[Figure content listings]
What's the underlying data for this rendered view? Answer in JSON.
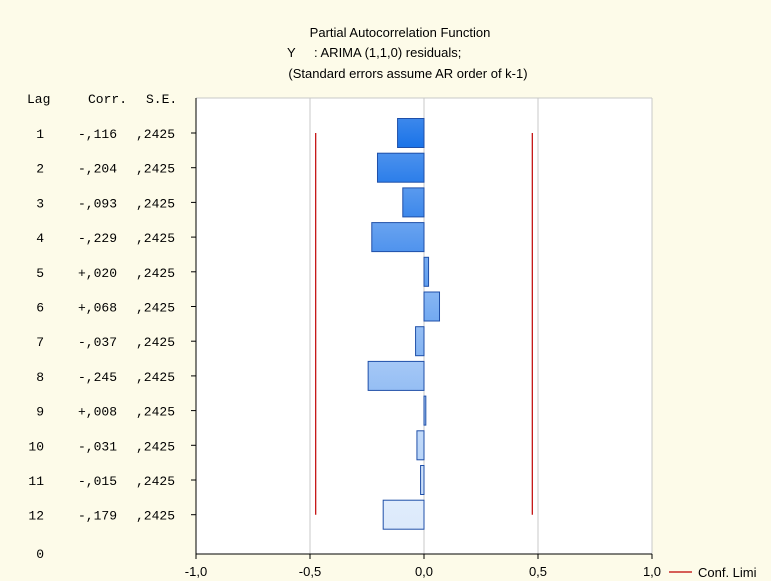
{
  "chart_data": {
    "type": "bar",
    "orientation": "horizontal",
    "title": "Partial Autocorrelation Function",
    "subtitle_var": "Y",
    "subtitle_desc": ": ARIMA (1,1,0) residuals;",
    "subtitle_note": "(Standard errors assume AR order of k-1)",
    "column_headers": {
      "lag": "Lag",
      "corr": "Corr.",
      "se": "S.E."
    },
    "rows": [
      {
        "lag": "1",
        "corr_text": "-,116",
        "se_text": ",2425",
        "value": -0.116
      },
      {
        "lag": "2",
        "corr_text": "-,204",
        "se_text": ",2425",
        "value": -0.204
      },
      {
        "lag": "3",
        "corr_text": "-,093",
        "se_text": ",2425",
        "value": -0.093
      },
      {
        "lag": "4",
        "corr_text": "-,229",
        "se_text": ",2425",
        "value": -0.229
      },
      {
        "lag": "5",
        "corr_text": "+,020",
        "se_text": ",2425",
        "value": 0.02
      },
      {
        "lag": "6",
        "corr_text": "+,068",
        "se_text": ",2425",
        "value": 0.068
      },
      {
        "lag": "7",
        "corr_text": "-,037",
        "se_text": ",2425",
        "value": -0.037
      },
      {
        "lag": "8",
        "corr_text": "-,245",
        "se_text": ",2425",
        "value": -0.245
      },
      {
        "lag": "9",
        "corr_text": "+,008",
        "se_text": ",2425",
        "value": 0.008
      },
      {
        "lag": "10",
        "corr_text": "-,031",
        "se_text": ",2425",
        "value": -0.031
      },
      {
        "lag": "11",
        "corr_text": "-,015",
        "se_text": ",2425",
        "value": -0.015
      },
      {
        "lag": "12",
        "corr_text": "-,179",
        "se_text": ",2425",
        "value": -0.179
      }
    ],
    "zero_row_label": "0",
    "x_ticks": [
      "-1,0",
      "-0,5",
      "0,0",
      "0,5",
      "1,0"
    ],
    "x_tick_values": [
      -1.0,
      -0.5,
      0.0,
      0.5,
      1.0
    ],
    "xlim": [
      -1.0,
      1.0
    ],
    "conf_limit": 0.475,
    "legend_label": "Conf. Limi",
    "legend_placement": "bottom-right",
    "grid": true,
    "colors": {
      "background": "#fdfbe9",
      "plot_bg": "#ffffff",
      "conf_line": "#c00000",
      "bar_stroke": "#1f4fa8",
      "bar_dark": "#1a73e8",
      "bar_light": "#dbe9fb",
      "grid": "#c8c8c8"
    }
  }
}
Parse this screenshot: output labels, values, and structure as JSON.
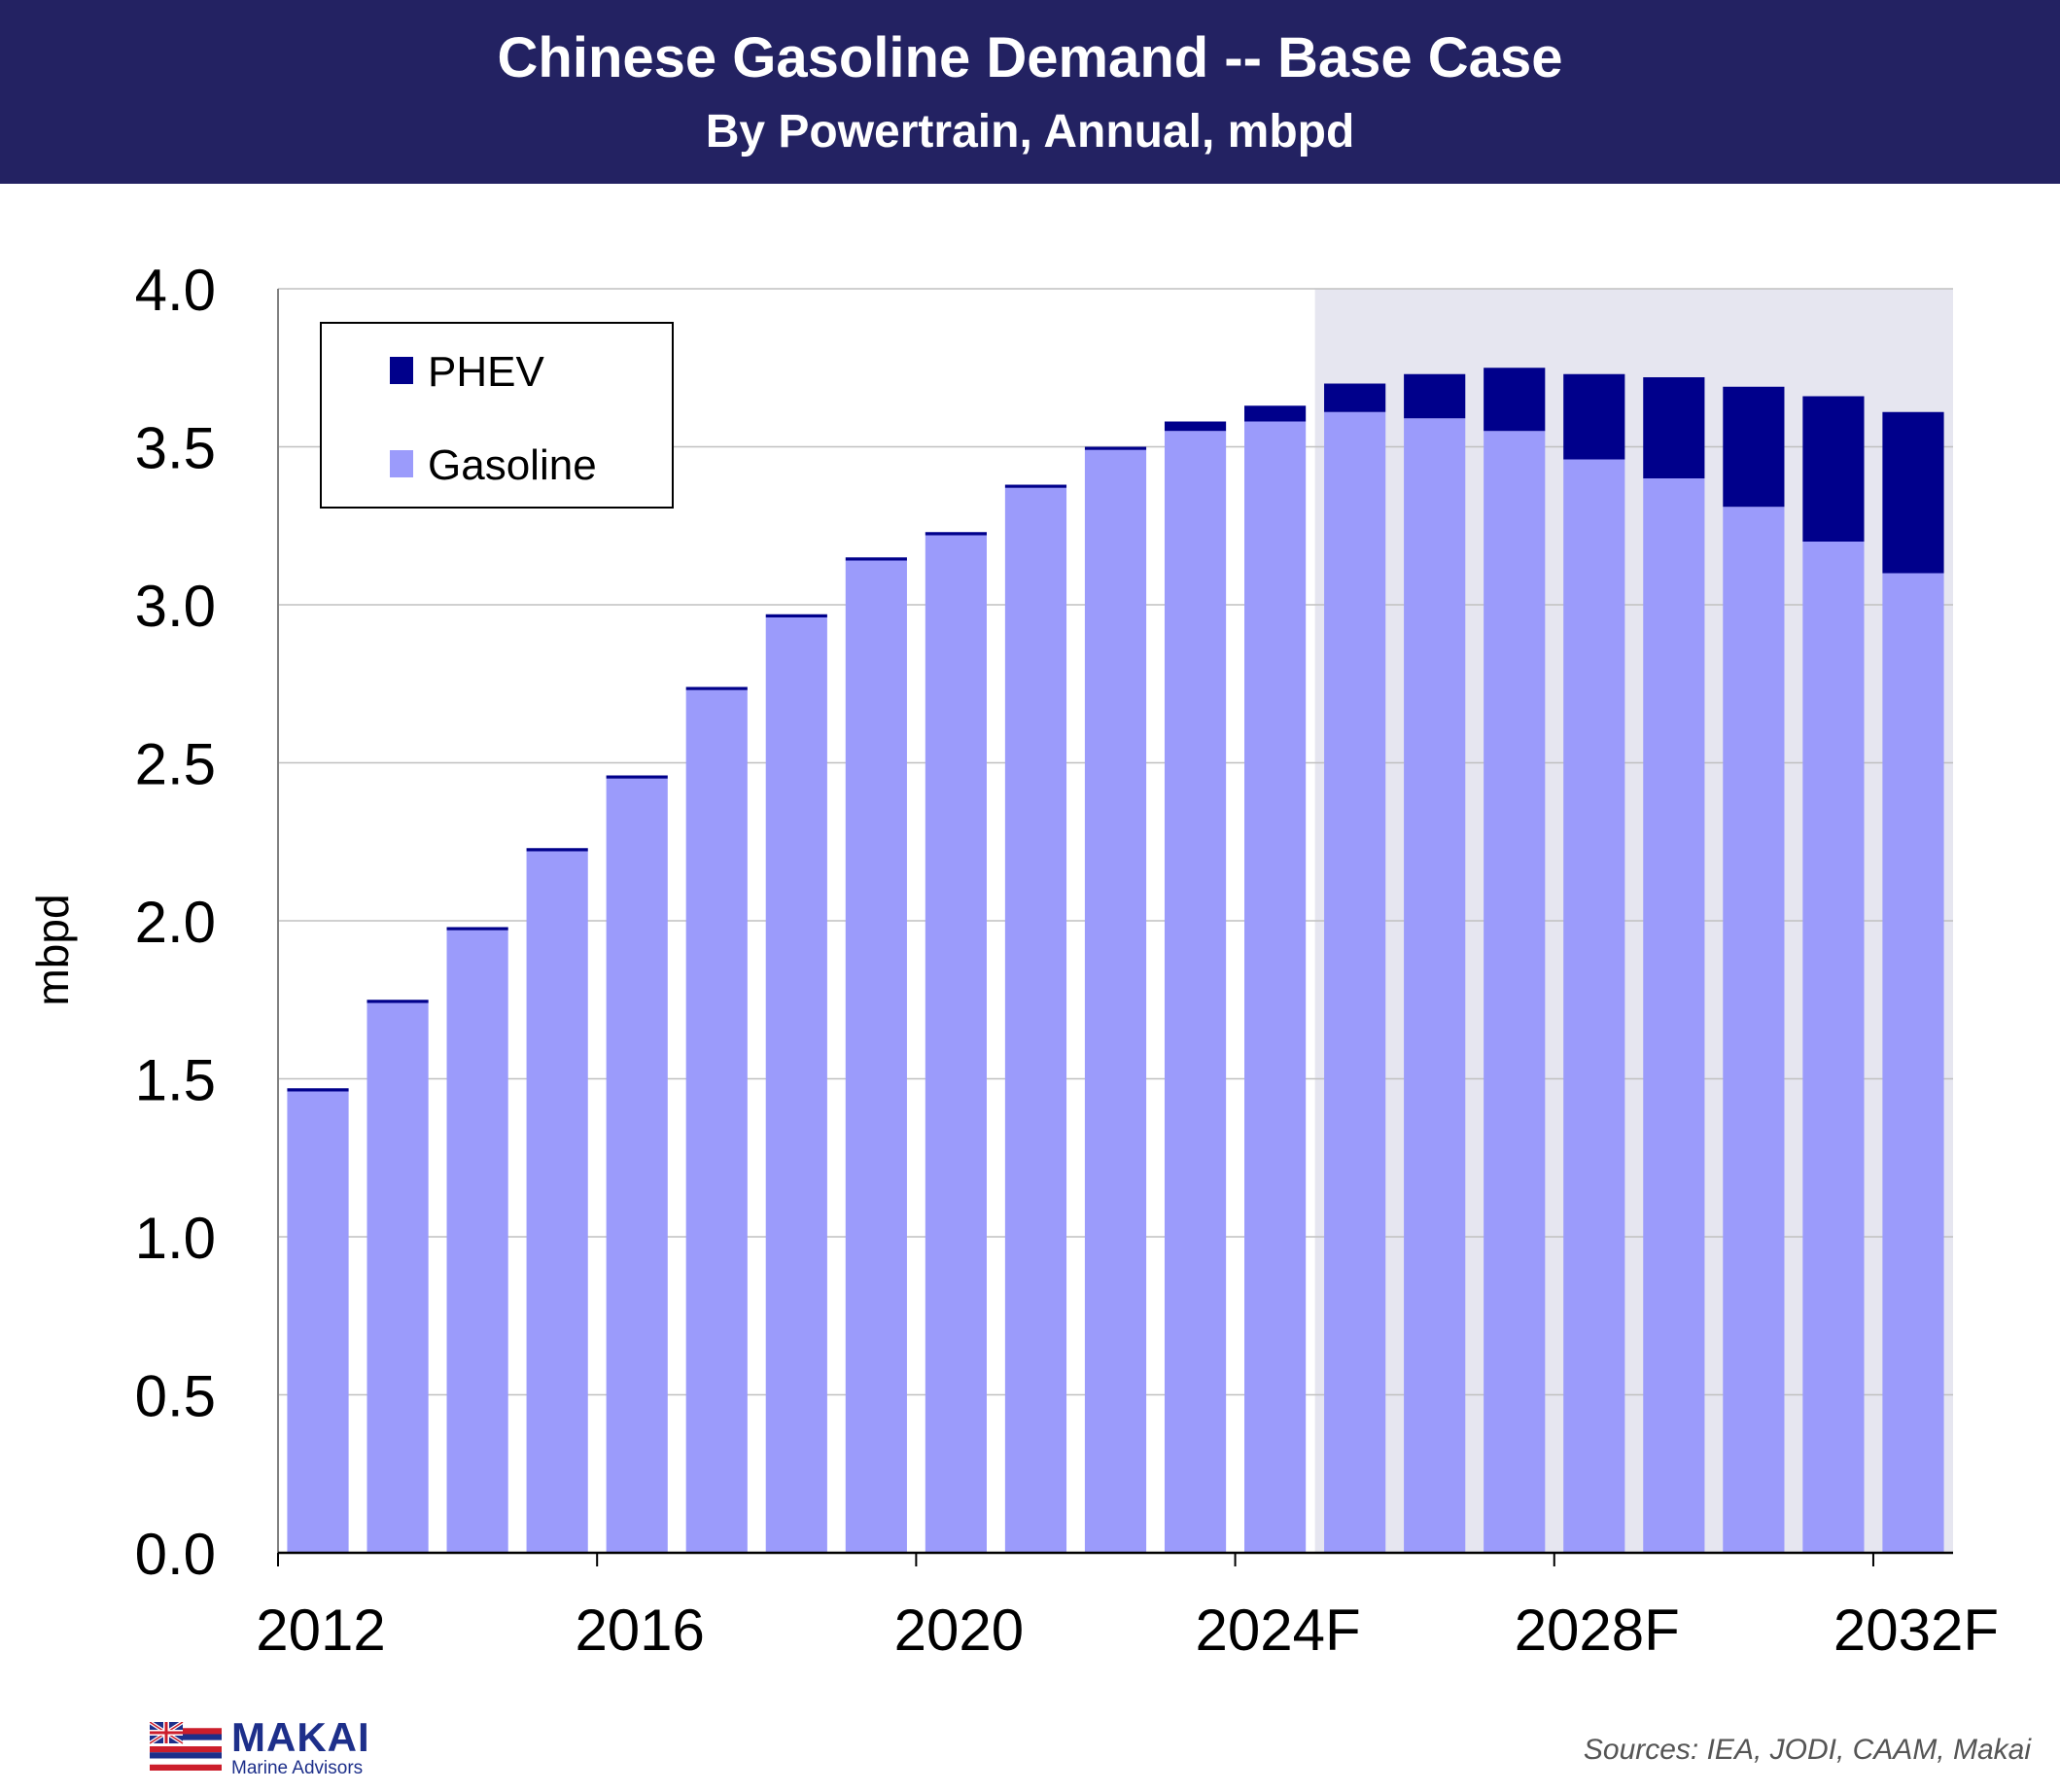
{
  "header": {
    "title": "Chinese Gasoline Demand -- Base Case",
    "subtitle": "By Powertrain, Annual, mbpd"
  },
  "colors": {
    "banner": "#232262",
    "gasoline": "#9b9bfb",
    "phev": "#00008b",
    "forecast_shade": "#e6e6f0",
    "grid": "#c0c0c0"
  },
  "chart_data": {
    "type": "bar",
    "stacked": true,
    "categories": [
      "2012",
      "2013",
      "2014",
      "2015",
      "2016",
      "2017",
      "2018",
      "2019",
      "2020",
      "2021",
      "2022",
      "2023",
      "2024F",
      "2025F",
      "2026F",
      "2027F",
      "2028F",
      "2029F",
      "2030F",
      "2031F",
      "2032F"
    ],
    "x_tick_labels": [
      "2012",
      "2016",
      "2020",
      "2024F",
      "2028F",
      "2032F"
    ],
    "series": [
      {
        "name": "Gasoline",
        "values": [
          1.46,
          1.74,
          1.97,
          2.22,
          2.45,
          2.73,
          2.96,
          3.14,
          3.22,
          3.37,
          3.49,
          3.55,
          3.58,
          3.61,
          3.59,
          3.55,
          3.46,
          3.4,
          3.31,
          3.2,
          3.1
        ]
      },
      {
        "name": "PHEV",
        "values": [
          0.01,
          0.01,
          0.01,
          0.01,
          0.01,
          0.01,
          0.01,
          0.01,
          0.01,
          0.01,
          0.01,
          0.03,
          0.05,
          0.09,
          0.14,
          0.2,
          0.27,
          0.32,
          0.38,
          0.46,
          0.51
        ]
      }
    ],
    "ylabel": "mbpd",
    "ylim": [
      0,
      4.0
    ],
    "y_ticks": [
      "0.0",
      "0.5",
      "1.0",
      "1.5",
      "2.0",
      "2.5",
      "3.0",
      "3.5",
      "4.0"
    ],
    "y_tick_values": [
      0,
      0.5,
      1.0,
      1.5,
      2.0,
      2.5,
      3.0,
      3.5,
      4.0
    ],
    "forecast_shaded_from": "2025F",
    "grid": true,
    "legend_position": "top-left",
    "legend_order": [
      "PHEV",
      "Gasoline"
    ]
  },
  "footer": {
    "logo_name": "MAKAI",
    "logo_tagline": "Marine Advisors",
    "source": "Sources: IEA, JODI, CAAM, Makai"
  }
}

▶ PROBLEM DESCRIPTION: Report only the number of lines in the listing that contain the word "JSON".

▶ RESULT FOR THIS EXERCISE: 2